• **Data shown**
========

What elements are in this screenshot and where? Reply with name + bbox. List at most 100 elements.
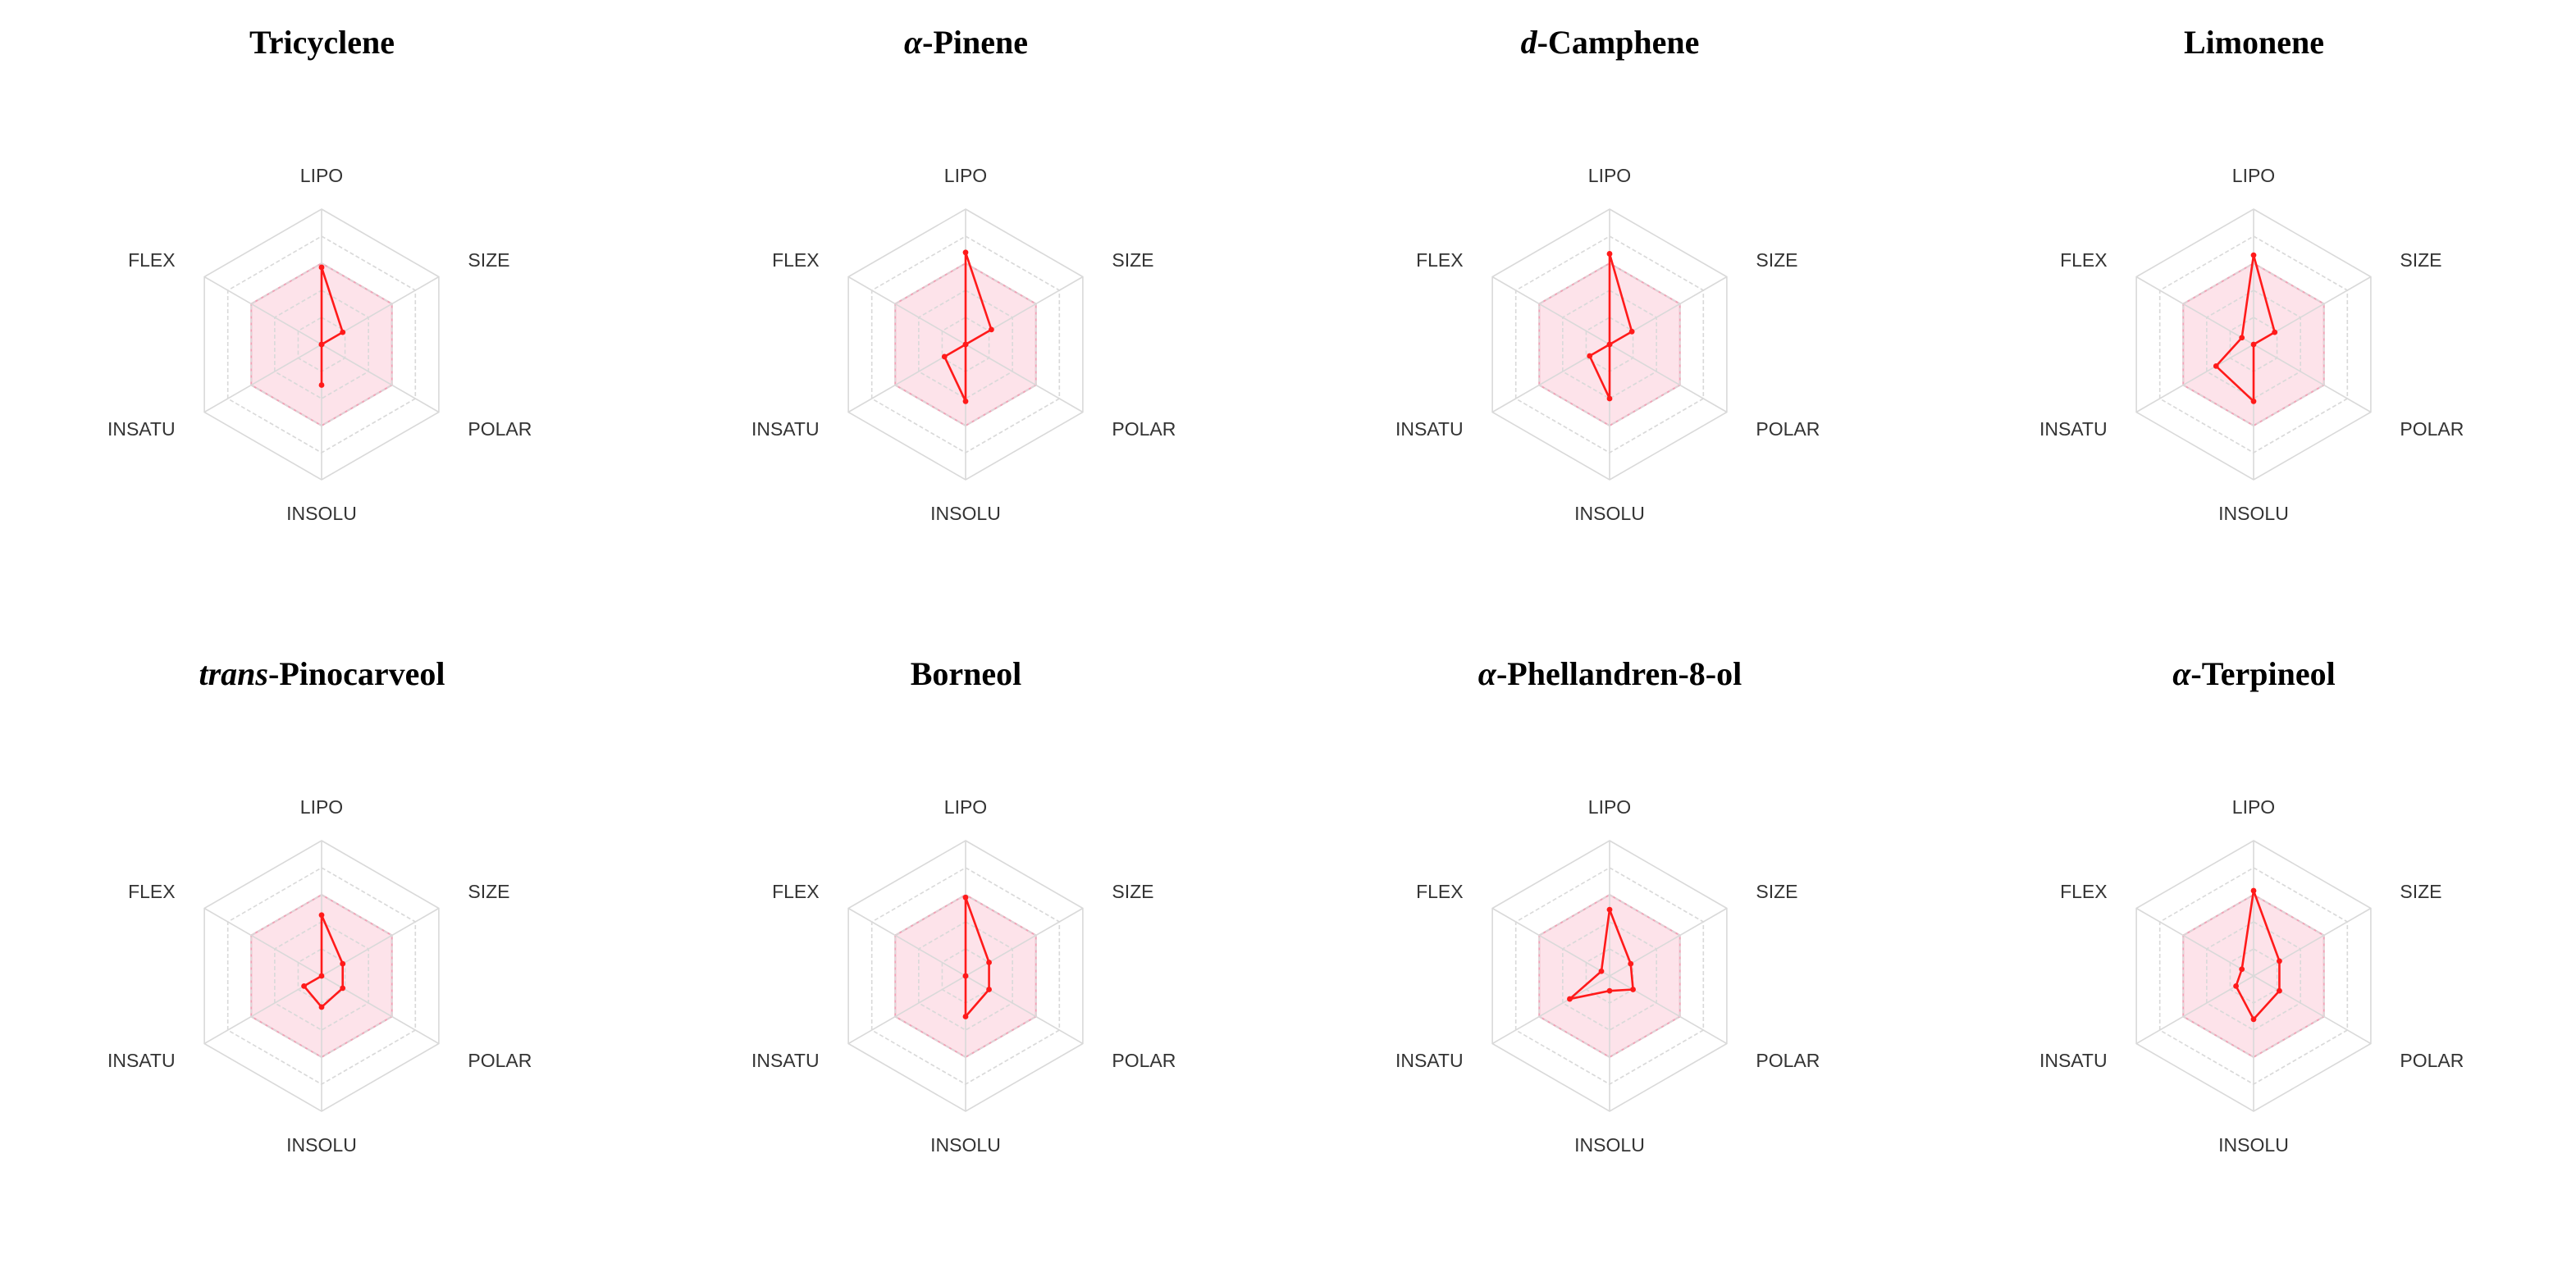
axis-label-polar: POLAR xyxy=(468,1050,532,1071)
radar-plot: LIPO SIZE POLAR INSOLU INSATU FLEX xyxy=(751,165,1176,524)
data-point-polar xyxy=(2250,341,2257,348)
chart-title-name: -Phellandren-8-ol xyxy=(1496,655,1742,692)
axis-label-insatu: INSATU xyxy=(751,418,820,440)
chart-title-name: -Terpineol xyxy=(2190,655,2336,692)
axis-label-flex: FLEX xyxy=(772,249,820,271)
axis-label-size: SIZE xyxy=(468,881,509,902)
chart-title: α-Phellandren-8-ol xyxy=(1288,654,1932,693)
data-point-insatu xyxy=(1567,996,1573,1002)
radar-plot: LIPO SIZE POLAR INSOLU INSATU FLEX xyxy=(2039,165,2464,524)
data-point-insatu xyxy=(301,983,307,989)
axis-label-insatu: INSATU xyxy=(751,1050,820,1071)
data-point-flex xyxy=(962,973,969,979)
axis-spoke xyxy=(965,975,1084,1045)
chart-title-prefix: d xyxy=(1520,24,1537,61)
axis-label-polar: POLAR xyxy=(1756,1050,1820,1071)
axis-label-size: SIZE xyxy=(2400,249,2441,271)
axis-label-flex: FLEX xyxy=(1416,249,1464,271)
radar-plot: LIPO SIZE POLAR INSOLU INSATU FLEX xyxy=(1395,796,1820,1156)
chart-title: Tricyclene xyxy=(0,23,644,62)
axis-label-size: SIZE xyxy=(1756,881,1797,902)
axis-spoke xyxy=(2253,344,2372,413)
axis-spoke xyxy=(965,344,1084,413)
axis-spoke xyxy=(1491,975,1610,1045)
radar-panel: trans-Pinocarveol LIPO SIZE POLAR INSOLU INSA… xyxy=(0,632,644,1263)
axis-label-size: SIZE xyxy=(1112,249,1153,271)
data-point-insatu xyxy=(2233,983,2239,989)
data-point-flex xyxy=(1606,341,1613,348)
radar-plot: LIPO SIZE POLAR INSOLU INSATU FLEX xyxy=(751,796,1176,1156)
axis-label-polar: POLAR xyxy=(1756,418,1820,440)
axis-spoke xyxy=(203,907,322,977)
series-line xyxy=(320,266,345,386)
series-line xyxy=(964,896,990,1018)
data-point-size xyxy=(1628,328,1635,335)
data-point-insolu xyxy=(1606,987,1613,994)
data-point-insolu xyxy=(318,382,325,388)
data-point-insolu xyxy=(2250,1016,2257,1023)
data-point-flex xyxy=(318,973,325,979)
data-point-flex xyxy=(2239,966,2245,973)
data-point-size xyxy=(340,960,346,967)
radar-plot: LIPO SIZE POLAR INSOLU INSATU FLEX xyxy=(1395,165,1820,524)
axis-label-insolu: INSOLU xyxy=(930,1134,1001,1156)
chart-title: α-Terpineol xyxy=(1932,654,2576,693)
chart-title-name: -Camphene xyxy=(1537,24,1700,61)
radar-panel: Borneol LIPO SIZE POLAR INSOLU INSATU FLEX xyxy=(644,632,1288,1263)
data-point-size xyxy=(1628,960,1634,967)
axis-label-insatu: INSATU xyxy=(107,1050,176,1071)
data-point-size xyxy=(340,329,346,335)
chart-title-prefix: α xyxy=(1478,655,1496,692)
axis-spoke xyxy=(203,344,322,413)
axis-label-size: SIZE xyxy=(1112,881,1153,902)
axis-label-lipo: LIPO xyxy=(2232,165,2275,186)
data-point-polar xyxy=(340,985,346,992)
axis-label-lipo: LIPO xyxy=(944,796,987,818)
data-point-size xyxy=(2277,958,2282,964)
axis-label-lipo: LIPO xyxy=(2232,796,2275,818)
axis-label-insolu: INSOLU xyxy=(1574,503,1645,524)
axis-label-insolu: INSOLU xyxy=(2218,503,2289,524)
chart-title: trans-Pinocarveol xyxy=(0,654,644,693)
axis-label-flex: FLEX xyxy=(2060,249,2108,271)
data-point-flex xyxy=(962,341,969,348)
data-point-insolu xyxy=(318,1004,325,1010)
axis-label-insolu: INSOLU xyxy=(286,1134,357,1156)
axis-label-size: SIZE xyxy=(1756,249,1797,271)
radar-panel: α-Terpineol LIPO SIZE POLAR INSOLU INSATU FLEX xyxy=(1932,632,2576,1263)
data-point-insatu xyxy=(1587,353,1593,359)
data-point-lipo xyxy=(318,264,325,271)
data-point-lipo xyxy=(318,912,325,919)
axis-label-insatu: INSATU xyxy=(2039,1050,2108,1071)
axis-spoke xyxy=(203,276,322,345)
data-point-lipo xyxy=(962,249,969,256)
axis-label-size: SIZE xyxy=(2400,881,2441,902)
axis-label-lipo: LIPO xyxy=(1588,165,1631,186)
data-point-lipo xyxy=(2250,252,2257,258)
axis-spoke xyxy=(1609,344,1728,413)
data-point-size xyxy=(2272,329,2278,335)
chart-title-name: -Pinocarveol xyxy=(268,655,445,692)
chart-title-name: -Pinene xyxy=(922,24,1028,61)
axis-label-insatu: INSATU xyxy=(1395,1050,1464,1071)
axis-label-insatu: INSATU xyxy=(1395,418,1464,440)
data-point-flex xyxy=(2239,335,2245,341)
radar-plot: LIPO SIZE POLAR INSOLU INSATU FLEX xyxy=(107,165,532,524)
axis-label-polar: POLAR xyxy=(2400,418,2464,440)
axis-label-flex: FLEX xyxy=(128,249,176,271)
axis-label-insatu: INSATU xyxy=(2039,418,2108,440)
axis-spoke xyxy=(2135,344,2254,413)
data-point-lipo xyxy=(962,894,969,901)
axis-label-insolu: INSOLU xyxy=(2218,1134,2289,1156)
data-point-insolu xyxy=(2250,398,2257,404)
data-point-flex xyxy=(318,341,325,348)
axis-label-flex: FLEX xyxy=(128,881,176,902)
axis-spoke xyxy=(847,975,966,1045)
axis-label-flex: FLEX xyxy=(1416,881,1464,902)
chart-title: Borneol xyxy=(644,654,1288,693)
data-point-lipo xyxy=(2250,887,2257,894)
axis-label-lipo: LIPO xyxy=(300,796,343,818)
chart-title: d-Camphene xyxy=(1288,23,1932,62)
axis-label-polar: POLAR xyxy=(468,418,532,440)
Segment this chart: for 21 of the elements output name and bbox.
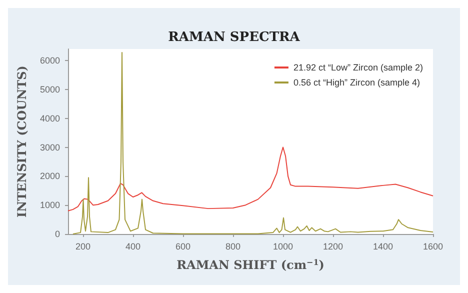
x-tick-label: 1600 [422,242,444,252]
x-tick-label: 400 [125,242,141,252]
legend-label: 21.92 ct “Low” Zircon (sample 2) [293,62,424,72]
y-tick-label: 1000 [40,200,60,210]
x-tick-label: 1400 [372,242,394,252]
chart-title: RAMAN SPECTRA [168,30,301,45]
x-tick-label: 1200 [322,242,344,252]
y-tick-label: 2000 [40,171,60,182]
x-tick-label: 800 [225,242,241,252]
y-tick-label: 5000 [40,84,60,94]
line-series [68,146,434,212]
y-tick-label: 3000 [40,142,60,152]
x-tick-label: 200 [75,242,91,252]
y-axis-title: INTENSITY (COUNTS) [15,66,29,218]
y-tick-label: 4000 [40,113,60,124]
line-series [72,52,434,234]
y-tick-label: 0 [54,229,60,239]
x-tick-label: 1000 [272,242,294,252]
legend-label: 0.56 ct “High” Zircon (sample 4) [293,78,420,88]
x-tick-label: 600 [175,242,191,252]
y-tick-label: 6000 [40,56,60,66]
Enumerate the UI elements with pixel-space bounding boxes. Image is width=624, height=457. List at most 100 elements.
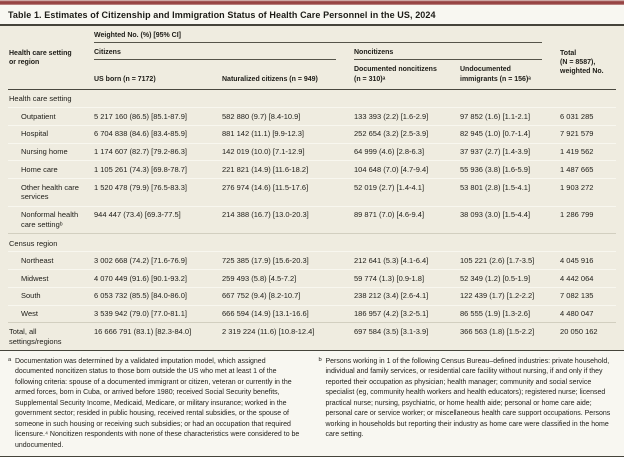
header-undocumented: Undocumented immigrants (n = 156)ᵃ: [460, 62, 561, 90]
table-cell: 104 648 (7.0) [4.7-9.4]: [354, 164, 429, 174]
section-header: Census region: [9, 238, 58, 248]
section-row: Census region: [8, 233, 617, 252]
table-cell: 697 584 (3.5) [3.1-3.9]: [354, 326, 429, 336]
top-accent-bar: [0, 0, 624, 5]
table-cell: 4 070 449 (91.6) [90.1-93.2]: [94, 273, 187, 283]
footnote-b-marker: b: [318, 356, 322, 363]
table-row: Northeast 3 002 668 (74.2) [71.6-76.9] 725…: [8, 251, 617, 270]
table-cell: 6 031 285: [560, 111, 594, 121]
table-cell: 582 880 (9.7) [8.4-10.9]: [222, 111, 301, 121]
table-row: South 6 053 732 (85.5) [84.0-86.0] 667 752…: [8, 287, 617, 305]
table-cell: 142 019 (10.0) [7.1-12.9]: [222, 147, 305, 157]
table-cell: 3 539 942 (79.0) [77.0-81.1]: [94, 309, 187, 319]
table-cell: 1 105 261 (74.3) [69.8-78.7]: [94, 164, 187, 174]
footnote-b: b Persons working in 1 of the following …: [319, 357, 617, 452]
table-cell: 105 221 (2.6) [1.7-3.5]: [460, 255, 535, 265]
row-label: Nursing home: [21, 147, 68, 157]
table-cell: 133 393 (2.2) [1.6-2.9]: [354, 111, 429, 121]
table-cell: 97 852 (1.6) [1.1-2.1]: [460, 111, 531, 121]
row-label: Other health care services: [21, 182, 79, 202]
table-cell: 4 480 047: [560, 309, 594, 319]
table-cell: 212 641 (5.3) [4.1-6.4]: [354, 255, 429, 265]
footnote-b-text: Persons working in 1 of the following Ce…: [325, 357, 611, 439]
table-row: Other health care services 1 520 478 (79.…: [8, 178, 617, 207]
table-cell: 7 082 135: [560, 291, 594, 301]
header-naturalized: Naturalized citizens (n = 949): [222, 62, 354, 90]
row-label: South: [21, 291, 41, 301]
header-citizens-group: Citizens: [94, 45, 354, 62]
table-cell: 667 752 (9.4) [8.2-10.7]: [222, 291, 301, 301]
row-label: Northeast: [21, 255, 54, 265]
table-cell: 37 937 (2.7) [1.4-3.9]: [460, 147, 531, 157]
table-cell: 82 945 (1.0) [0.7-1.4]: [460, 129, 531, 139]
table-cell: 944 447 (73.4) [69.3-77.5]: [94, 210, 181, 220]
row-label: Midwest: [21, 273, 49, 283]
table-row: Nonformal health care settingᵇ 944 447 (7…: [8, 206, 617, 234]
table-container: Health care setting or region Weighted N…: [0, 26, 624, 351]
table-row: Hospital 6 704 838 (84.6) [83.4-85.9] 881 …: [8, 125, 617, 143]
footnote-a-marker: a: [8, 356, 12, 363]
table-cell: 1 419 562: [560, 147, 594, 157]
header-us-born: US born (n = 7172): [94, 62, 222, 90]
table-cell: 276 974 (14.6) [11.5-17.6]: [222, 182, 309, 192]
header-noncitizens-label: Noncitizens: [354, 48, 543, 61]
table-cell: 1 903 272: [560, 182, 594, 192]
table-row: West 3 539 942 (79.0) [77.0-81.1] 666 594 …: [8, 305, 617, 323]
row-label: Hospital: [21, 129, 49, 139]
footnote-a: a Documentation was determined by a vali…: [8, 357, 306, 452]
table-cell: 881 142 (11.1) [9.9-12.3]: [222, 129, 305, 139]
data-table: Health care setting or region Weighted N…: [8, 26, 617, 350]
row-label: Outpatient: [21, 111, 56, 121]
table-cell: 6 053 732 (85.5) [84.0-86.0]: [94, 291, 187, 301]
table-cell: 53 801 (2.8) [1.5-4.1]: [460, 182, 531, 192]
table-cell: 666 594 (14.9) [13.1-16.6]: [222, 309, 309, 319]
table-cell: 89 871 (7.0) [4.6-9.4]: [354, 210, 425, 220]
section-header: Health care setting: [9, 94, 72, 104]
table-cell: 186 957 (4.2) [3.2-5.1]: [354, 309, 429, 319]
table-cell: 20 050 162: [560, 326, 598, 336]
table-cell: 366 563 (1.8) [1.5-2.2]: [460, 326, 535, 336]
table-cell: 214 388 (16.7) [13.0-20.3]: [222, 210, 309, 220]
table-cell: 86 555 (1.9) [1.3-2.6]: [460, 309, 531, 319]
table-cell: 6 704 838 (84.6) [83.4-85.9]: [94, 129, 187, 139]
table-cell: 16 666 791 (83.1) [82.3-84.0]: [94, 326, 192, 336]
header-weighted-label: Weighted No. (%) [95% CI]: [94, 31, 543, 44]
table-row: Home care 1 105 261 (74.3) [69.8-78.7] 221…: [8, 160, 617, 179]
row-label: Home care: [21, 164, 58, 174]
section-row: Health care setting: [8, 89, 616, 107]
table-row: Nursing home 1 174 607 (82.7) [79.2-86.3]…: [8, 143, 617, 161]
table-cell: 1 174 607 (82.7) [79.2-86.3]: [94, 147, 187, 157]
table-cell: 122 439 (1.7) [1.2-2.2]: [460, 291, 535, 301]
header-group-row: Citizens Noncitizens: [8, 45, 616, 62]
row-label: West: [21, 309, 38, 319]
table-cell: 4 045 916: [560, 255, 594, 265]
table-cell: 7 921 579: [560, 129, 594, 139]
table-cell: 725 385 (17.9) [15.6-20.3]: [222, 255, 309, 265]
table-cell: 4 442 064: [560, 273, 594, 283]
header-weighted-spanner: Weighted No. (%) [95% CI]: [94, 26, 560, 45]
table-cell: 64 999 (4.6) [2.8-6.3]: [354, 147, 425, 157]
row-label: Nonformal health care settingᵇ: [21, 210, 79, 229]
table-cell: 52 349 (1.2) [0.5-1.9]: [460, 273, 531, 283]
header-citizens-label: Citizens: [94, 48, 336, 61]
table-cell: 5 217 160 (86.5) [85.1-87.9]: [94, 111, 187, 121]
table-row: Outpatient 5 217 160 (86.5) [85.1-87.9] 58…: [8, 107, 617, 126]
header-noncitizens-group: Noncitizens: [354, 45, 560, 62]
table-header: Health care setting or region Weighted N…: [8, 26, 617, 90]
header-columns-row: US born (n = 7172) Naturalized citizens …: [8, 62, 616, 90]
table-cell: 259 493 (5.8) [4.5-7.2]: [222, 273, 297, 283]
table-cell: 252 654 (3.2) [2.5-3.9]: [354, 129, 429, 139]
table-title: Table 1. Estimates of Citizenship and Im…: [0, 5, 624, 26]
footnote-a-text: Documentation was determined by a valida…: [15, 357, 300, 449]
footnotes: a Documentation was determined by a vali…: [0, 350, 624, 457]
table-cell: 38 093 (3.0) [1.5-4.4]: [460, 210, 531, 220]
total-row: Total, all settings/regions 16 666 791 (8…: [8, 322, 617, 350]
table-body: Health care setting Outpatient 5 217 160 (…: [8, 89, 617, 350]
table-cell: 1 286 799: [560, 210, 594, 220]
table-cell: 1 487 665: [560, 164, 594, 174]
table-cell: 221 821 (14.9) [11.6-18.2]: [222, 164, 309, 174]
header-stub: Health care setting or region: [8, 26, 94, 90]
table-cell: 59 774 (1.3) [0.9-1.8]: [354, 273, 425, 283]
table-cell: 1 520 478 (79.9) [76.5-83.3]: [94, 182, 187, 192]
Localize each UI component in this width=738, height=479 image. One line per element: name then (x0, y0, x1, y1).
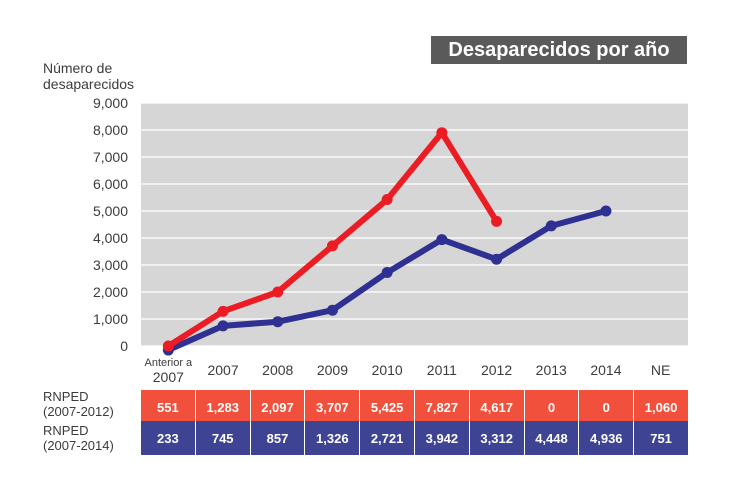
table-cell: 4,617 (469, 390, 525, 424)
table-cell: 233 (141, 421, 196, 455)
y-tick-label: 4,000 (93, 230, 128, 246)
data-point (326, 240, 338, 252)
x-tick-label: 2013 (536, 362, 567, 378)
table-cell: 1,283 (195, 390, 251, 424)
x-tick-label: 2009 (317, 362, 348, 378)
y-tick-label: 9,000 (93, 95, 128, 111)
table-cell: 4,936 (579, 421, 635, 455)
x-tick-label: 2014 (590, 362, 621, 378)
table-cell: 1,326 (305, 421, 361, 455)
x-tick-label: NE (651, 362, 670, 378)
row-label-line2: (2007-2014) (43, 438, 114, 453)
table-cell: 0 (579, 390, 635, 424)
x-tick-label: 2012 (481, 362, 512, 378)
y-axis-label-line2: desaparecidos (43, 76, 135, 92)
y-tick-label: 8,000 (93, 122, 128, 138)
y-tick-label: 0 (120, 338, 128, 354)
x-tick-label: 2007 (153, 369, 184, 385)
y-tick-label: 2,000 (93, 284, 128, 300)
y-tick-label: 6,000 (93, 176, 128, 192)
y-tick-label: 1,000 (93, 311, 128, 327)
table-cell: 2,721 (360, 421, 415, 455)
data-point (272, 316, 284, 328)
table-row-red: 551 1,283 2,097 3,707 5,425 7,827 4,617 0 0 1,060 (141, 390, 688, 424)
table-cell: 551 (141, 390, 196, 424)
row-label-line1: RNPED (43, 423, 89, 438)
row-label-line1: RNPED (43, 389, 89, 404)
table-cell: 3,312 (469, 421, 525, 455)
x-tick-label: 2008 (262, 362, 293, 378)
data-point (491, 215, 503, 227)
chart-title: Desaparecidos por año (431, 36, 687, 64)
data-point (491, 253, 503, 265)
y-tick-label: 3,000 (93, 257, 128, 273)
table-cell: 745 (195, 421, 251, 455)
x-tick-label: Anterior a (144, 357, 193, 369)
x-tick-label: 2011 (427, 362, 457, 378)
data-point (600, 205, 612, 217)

========

• **Problem requirements**
Format the data lines as a numbered list, starting at the line that contains "axis-label-polar: POLAR xyxy=(468,1050,532,1071)" and ending at the line that contains "axis-label-flex: FLEX xyxy=(1416,249,1464,271)", both included, and leave out any blank lines.

• **Answer to the problem**
1. axis-label-polar: POLAR xyxy=(468,1050,532,1071)
2. radar-plot: LIPO SIZE POLAR INSOLU INSATU FLEX xyxy=(751,165,1176,524)
3. data-point-polar xyxy=(2250,341,2257,348)
4. chart-title-name: -Phellandren-8-ol xyxy=(1496,655,1742,692)
5. axis-label-insatu: INSATU xyxy=(751,418,820,440)
6. chart-title-name: -Terpineol xyxy=(2190,655,2336,692)
7. axis-label-flex: FLEX xyxy=(772,249,820,271)
8. axis-label-size: SIZE xyxy=(468,881,509,902)
9. chart-title: α-Phellandren-8-ol xyxy=(1288,654,1932,693)
10. data-point-insatu xyxy=(1567,996,1573,1002)
11. radar-plot: LIPO SIZE POLAR INSOLU INSATU FLEX xyxy=(2039,165,2464,524)
12. data-point-insatu xyxy=(301,983,307,989)
13. axis-label-insatu: INSATU xyxy=(751,1050,820,1071)
14. data-point-flex xyxy=(962,973,969,979)
15. axis-spoke xyxy=(965,975,1084,1045)
16. chart-title-prefix: d xyxy=(1520,24,1537,61)
17. axis-label-polar: POLAR xyxy=(1756,1050,1820,1071)
18. axis-label-size: SIZE xyxy=(2400,249,2441,271)
19. axis-label-flex: FLEX xyxy=(1416,249,1464,271)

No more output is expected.